▶ _RECORDS SUPPLIED_

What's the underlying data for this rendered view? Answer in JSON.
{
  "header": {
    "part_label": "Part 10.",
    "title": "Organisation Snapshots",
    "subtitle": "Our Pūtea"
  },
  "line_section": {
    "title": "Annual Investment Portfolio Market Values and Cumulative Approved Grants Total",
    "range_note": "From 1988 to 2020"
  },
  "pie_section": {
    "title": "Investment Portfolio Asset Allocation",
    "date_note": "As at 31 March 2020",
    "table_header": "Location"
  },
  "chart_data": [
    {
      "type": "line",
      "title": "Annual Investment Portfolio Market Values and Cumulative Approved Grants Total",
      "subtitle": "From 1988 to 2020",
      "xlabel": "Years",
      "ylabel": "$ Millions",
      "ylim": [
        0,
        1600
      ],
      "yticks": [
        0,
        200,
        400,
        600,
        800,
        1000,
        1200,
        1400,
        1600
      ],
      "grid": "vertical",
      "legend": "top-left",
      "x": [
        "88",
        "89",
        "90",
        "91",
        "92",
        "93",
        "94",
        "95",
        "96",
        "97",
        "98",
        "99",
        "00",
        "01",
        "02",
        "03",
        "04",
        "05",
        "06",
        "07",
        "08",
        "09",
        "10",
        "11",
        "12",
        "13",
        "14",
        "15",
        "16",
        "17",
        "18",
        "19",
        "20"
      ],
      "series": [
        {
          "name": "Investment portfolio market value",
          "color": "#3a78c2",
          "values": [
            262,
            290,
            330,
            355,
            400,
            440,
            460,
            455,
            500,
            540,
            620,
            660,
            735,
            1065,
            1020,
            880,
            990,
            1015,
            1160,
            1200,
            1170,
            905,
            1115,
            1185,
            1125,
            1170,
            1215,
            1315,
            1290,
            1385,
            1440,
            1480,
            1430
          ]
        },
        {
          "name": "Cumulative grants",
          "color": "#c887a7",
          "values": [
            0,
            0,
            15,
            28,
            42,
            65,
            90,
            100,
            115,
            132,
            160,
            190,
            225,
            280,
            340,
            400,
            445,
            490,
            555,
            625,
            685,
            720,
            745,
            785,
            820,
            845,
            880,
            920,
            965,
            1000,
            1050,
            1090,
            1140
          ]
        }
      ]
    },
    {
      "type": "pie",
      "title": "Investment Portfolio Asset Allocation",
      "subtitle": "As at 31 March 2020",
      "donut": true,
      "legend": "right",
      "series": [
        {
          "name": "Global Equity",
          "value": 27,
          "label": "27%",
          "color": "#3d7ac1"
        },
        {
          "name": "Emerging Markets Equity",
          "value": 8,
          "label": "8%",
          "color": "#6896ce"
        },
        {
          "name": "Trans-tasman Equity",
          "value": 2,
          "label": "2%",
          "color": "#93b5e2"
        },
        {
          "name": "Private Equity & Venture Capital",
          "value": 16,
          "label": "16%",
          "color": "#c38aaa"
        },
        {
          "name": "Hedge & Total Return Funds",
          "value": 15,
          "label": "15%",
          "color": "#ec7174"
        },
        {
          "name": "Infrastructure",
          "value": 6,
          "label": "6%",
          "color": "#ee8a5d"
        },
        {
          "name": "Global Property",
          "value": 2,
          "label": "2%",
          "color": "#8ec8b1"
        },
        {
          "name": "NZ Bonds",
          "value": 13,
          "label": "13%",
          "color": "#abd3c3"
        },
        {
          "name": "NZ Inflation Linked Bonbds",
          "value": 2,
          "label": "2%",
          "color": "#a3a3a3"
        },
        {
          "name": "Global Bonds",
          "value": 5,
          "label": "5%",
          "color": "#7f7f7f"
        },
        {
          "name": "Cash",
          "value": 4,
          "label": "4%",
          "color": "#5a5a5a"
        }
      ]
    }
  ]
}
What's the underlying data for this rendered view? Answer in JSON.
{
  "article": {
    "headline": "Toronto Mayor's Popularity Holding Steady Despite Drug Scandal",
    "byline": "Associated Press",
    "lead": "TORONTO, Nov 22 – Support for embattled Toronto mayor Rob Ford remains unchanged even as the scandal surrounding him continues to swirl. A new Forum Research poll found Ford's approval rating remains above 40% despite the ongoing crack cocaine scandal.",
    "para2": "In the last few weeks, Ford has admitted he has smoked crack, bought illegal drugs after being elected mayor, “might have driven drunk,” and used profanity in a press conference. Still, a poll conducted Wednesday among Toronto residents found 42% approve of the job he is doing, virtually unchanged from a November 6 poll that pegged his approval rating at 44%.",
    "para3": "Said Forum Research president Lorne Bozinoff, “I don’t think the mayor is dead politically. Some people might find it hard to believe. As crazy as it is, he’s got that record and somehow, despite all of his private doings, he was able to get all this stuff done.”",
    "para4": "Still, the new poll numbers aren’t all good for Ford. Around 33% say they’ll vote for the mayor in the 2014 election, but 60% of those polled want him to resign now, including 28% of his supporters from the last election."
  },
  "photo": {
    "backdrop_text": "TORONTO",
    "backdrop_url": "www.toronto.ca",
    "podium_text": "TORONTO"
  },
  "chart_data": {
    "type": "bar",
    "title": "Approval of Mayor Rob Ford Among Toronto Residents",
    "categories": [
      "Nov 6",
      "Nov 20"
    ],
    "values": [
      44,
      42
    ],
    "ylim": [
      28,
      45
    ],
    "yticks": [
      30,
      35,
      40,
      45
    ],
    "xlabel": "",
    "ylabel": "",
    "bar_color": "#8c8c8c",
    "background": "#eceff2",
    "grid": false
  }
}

▶ _DIRECTIONS_
Gather each line from the entries above that includes the word "found".

▶ _RESULT_
    "lead": "TORONTO, Nov 22 – Support for embattled Toronto mayor Rob Ford remains unchanged even as the scandal surrounding him continues to swirl. A new Forum Research poll found Ford's approval rating remains above 40% despite the ongoing crack cocaine scandal.",
    "para2": "In the last few weeks, Ford has admitted he has smoked crack, bought illegal drugs after being elected mayor, “might have driven drunk,” and used profanity in a press conference. Still, a poll conducted Wednesday among Toronto residents found 42% approve of the job he is doing, virtually unchanged from a November 6 poll that pegged his approval rating at 44%.",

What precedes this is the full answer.